*Instruction:*
Where a line contains the string "control", copy that line.

*Data provided:*
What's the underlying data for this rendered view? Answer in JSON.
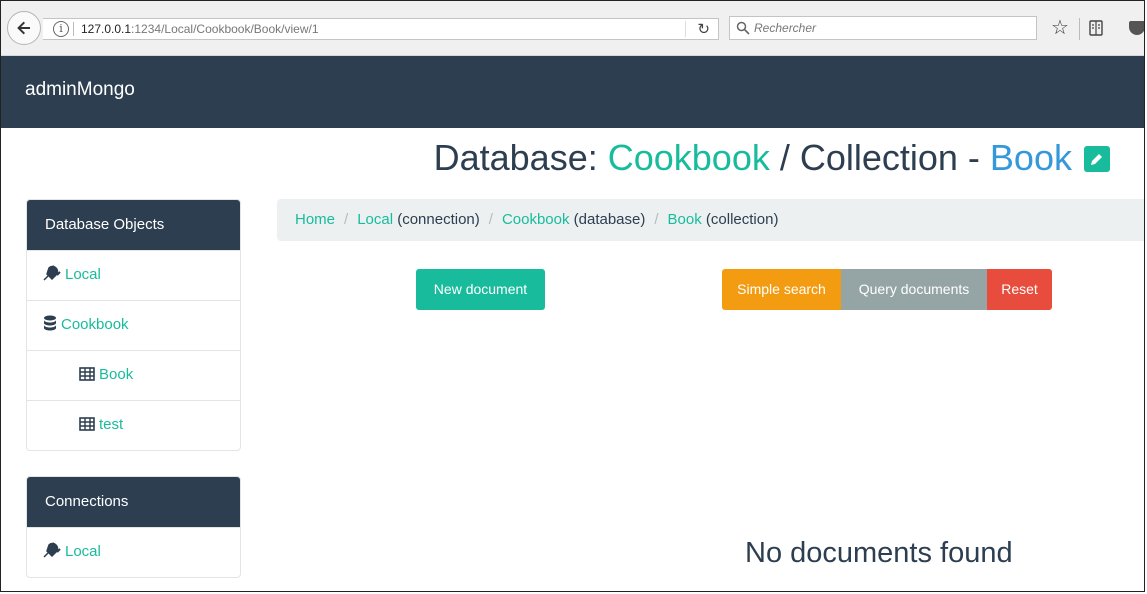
{
  "browser": {
    "url_host": "127.0.0.1",
    "url_rest": ":1234/Local/Cookbook/Book/view/1",
    "search_placeholder": "Rechercher",
    "icons": [
      "back-arrow-icon",
      "info-icon",
      "reload-icon",
      "search-icon",
      "star-icon",
      "reader-icon",
      "pocket-icon"
    ]
  },
  "navbar": {
    "brand": "adminMongo"
  },
  "title": {
    "db_prefix": "Database: ",
    "db_name": "Cookbook",
    "coll_prefix": " / Collection - ",
    "coll_name": "Book"
  },
  "sidebar": {
    "db_objects": {
      "heading": "Database Objects",
      "items": [
        {
          "label": "Local",
          "icon": "plug-icon"
        },
        {
          "label": "Cookbook",
          "icon": "database-icon"
        },
        {
          "label": "Book",
          "icon": "table-icon"
        },
        {
          "label": "test",
          "icon": "table-icon"
        }
      ]
    },
    "connections": {
      "heading": "Connections",
      "items": [
        {
          "label": "Local",
          "icon": "plug-icon"
        }
      ]
    }
  },
  "breadcrumb": {
    "home": "Home",
    "sep": "/",
    "items": [
      {
        "link": "Local",
        "suffix": " (connection)"
      },
      {
        "link": "Cookbook",
        "suffix": " (database)"
      },
      {
        "link": "Book",
        "suffix": " (collection)"
      }
    ]
  },
  "buttons": {
    "new_document": "New document",
    "simple_search": "Simple search",
    "query_documents": "Query documents",
    "reset": "Reset"
  },
  "empty_message": "No documents found",
  "colors": {
    "navy": "#2c3e50",
    "teal": "#18bc9c",
    "blue": "#3498db",
    "orange": "#f39c12",
    "gray": "#95a5a6",
    "red": "#e74c3c"
  }
}
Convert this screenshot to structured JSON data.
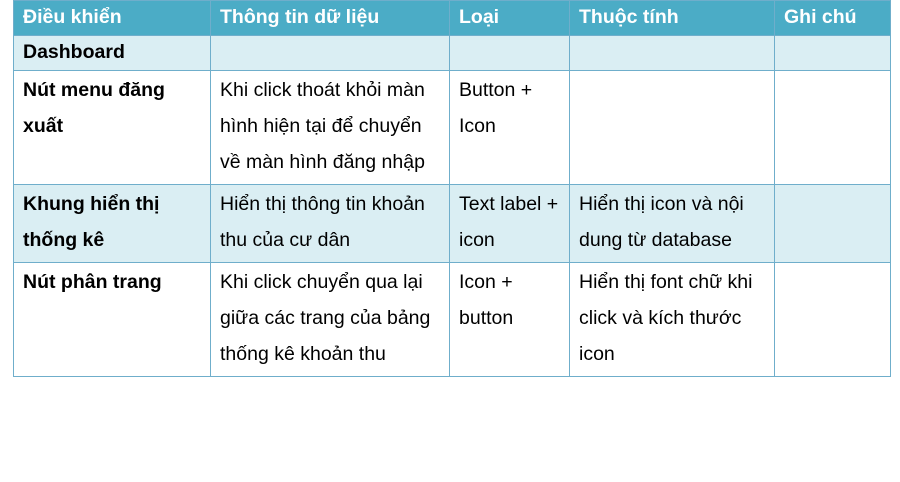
{
  "table": {
    "headers": [
      "Điều khiển",
      "Thông tin dữ liệu",
      "Loại",
      "Thuộc tính",
      "Ghi chú"
    ],
    "rows": [
      {
        "control": "Dashboard",
        "info": "",
        "type": "",
        "attr": "",
        "note": ""
      },
      {
        "control": "Nút menu đăng xuất",
        "info": "Khi click thoát khỏi màn hình hiện tại để chuyển về màn hình đăng nhập",
        "type": "Button + Icon",
        "attr": "",
        "note": ""
      },
      {
        "control": "Khung hiển thị thống kê",
        "info": "Hiển thị thông tin khoản thu của cư dân",
        "type": "Text label + icon",
        "attr": "Hiển thị icon và nội dung từ database",
        "note": ""
      },
      {
        "control": "Nút phân trang",
        "info": "Khi click chuyển qua lại giữa các trang của bảng thống kê khoản thu",
        "type": "Icon + button",
        "attr": "Hiển thị font chữ khi click và kích thước icon",
        "note": ""
      }
    ]
  }
}
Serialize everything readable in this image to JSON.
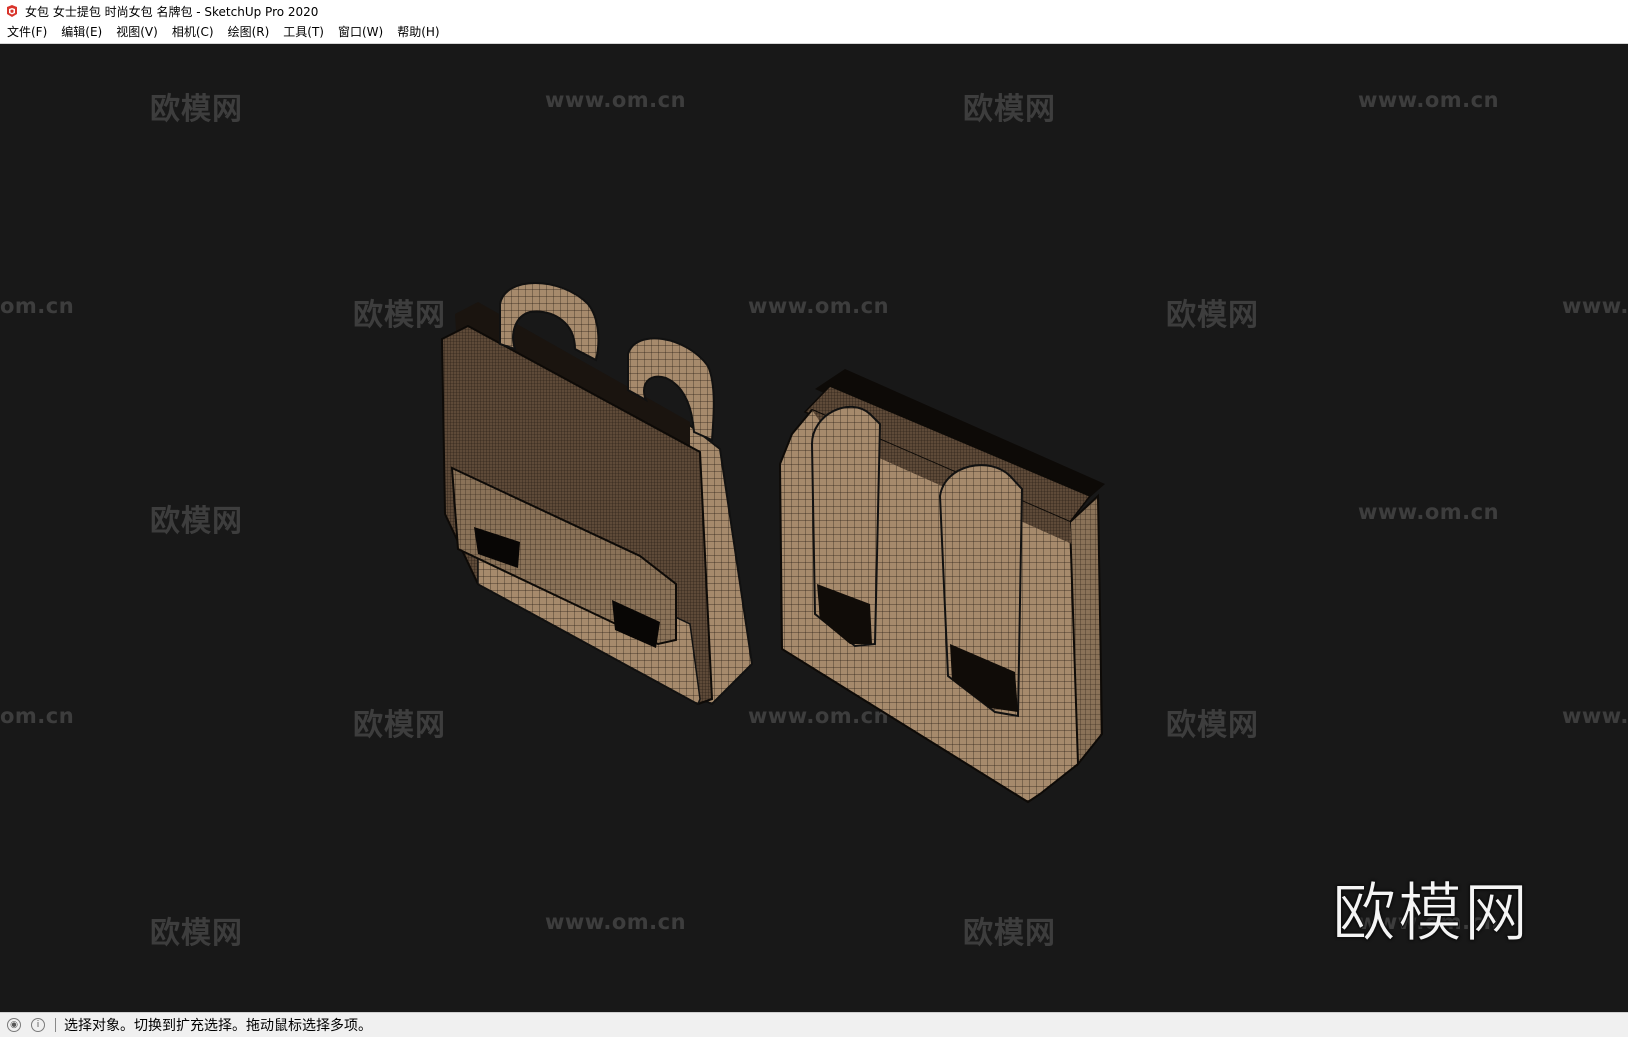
{
  "window": {
    "title": "女包 女士提包 时尚女包 名牌包 - SketchUp Pro 2020",
    "app_icon": "sketchup-icon"
  },
  "menubar": {
    "items": [
      {
        "label": "文件(F)"
      },
      {
        "label": "编辑(E)"
      },
      {
        "label": "视图(V)"
      },
      {
        "label": "相机(C)"
      },
      {
        "label": "绘图(R)"
      },
      {
        "label": "工具(T)"
      },
      {
        "label": "窗口(W)"
      },
      {
        "label": "帮助(H)"
      }
    ]
  },
  "viewport": {
    "background_color": "#181818",
    "model_color": "#a68a6c",
    "watermark_cn": "欧模网",
    "watermark_url": "www.om.cn",
    "watermark_url_partial_left": "om.cn",
    "watermark_url_partial_right": "www.",
    "logo_text": "欧模网"
  },
  "statusbar": {
    "icons": [
      "geo-location-icon",
      "info-icon"
    ],
    "message": "选择对象。切换到扩充选择。拖动鼠标选择多项。"
  }
}
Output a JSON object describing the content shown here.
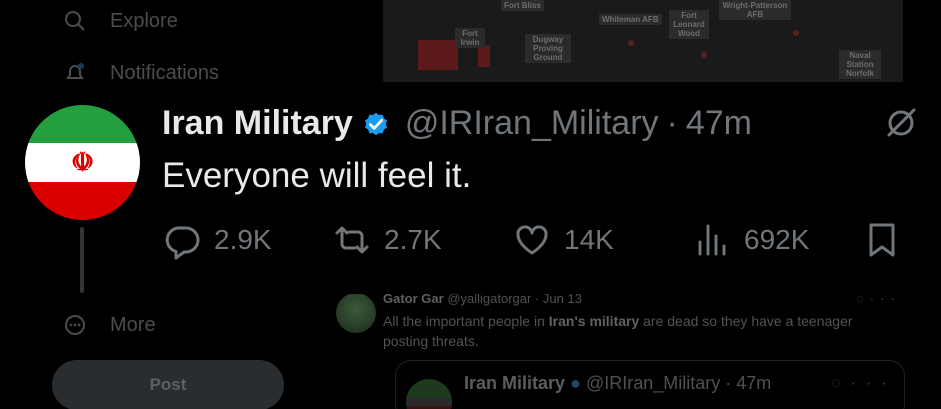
{
  "background": {
    "nav": {
      "explore_label": "Explore",
      "notifications_label": "Notifications",
      "more_label": "More",
      "post_label": "Post"
    },
    "map_labels": [
      "Fort Bliss",
      "Fort Irwin",
      "Dugway Proving Ground",
      "Whiteman AFB",
      "Fort Leonard Wood",
      "Wright-Patterson AFB",
      "Naval Station Norfolk"
    ],
    "reply": {
      "author": "Gator Gar",
      "handle": "@yalligatorgar",
      "time": "Jun 13",
      "text_prefix": "All the important people in ",
      "text_bold1": "Iran's military",
      "text_middle": " are dead so they have a teenager",
      "text_suffix": "posting threats."
    },
    "quote": {
      "author": "Iran Military",
      "handle": "@IRIran_Military",
      "time": "47m"
    }
  },
  "tweet": {
    "author": "Iran Military",
    "handle": "@IRIran_Military",
    "separator": "·",
    "time": "47m",
    "text": "Everyone will feel it.",
    "avatar_emblem": "☫",
    "replies": "2.9K",
    "reposts": "2.7K",
    "likes": "14K",
    "views": "692K"
  },
  "colors": {
    "verified": "#1d9bf0",
    "flag_green": "#239f40",
    "flag_red": "#da0000",
    "muted_text": "#71767b"
  }
}
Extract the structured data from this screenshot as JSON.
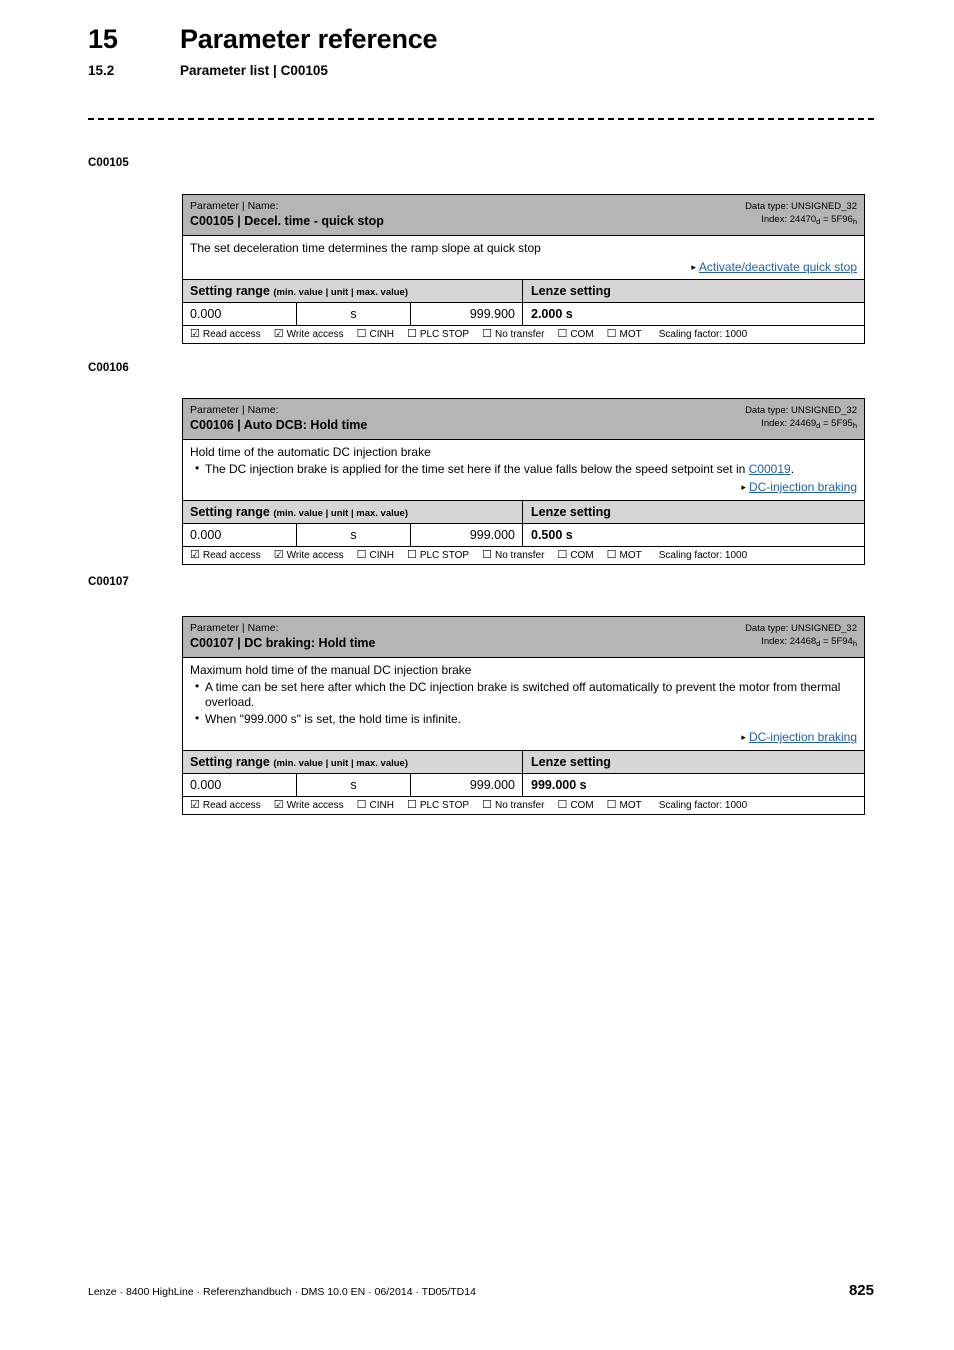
{
  "header": {
    "chapter_number": "15",
    "chapter_title": "Parameter reference",
    "section_number": "15.2",
    "section_title": "Parameter list | C00105"
  },
  "margin_labels": [
    {
      "text": "C00105"
    },
    {
      "text": "C00106"
    },
    {
      "text": "C00107"
    }
  ],
  "common": {
    "head_kicker": "Parameter | Name:",
    "setting_range_title": "Setting range ",
    "setting_range_sub": "(min. value | unit | max. value)",
    "lenze_setting_title": "Lenze setting",
    "scaling_label": "Scaling factor: 1000",
    "triangle_icon": "▸",
    "checked_box": "☑",
    "unchecked_box": "☐",
    "flags": [
      {
        "label": "Read access",
        "checked": true
      },
      {
        "label": "Write access",
        "checked": true
      },
      {
        "label": "CINH",
        "checked": false
      },
      {
        "label": "PLC STOP",
        "checked": false
      },
      {
        "label": "No transfer",
        "checked": false
      },
      {
        "label": "COM",
        "checked": false
      },
      {
        "label": "MOT",
        "checked": false
      }
    ]
  },
  "tables": [
    {
      "id": "C00105",
      "name": "C00105 | Decel. time - quick stop",
      "data_type_label": "Data type: UNSIGNED_32",
      "index_prefix": "Index: ",
      "index_dec": "24470",
      "index_dec_sub": "d",
      "index_eq": " = ",
      "index_hex": "5F96",
      "index_hex_sub": "h",
      "description": "The set deceleration time determines the ramp slope at quick stop",
      "bullets": [],
      "link": "Activate/deactivate quick stop",
      "min_value": "0.000",
      "unit": "s",
      "max_value": "999.900",
      "lenze_setting": "2.000 s"
    },
    {
      "id": "C00106",
      "name": "C00106 | Auto DCB: Hold time",
      "data_type_label": "Data type: UNSIGNED_32",
      "index_prefix": "Index: ",
      "index_dec": "24469",
      "index_dec_sub": "d",
      "index_eq": " = ",
      "index_hex": "5F95",
      "index_hex_sub": "h",
      "description": "Hold time of the automatic DC injection brake",
      "bullets": [
        {
          "pre": "The DC injection brake is applied for the time set here if the value falls below the speed setpoint set in ",
          "xref": "C00019",
          "post": "."
        }
      ],
      "link": "DC-injection braking",
      "min_value": "0.000",
      "unit": "s",
      "max_value": "999.000",
      "lenze_setting": "0.500 s"
    },
    {
      "id": "C00107",
      "name": "C00107 | DC braking: Hold time",
      "data_type_label": "Data type: UNSIGNED_32",
      "index_prefix": "Index: ",
      "index_dec": "24468",
      "index_dec_sub": "d",
      "index_eq": " = ",
      "index_hex": "5F94",
      "index_hex_sub": "h",
      "description": "Maximum hold time of the manual DC injection brake",
      "bullets": [
        {
          "pre": "A time can be set here after which the DC injection brake is switched off automatically to prevent the motor from thermal overload.",
          "xref": "",
          "post": ""
        },
        {
          "pre": "When \"999.000 s\" is set, the hold time is infinite.",
          "xref": "",
          "post": ""
        }
      ],
      "link": "DC-injection braking",
      "min_value": "0.000",
      "unit": "s",
      "max_value": "999.000",
      "lenze_setting": "999.000 s"
    }
  ],
  "footer": {
    "text": "Lenze · 8400 HighLine · Referenzhandbuch · DMS 10.0 EN · 06/2014 · TD05/TD14",
    "page_number": "825"
  }
}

*Answer to this task:*
        "control": "Dashboard",
        "control": "Nút menu đăng xuất",
        "control": "Khung hiển thị thống kê",
        "control": "Nút phân trang",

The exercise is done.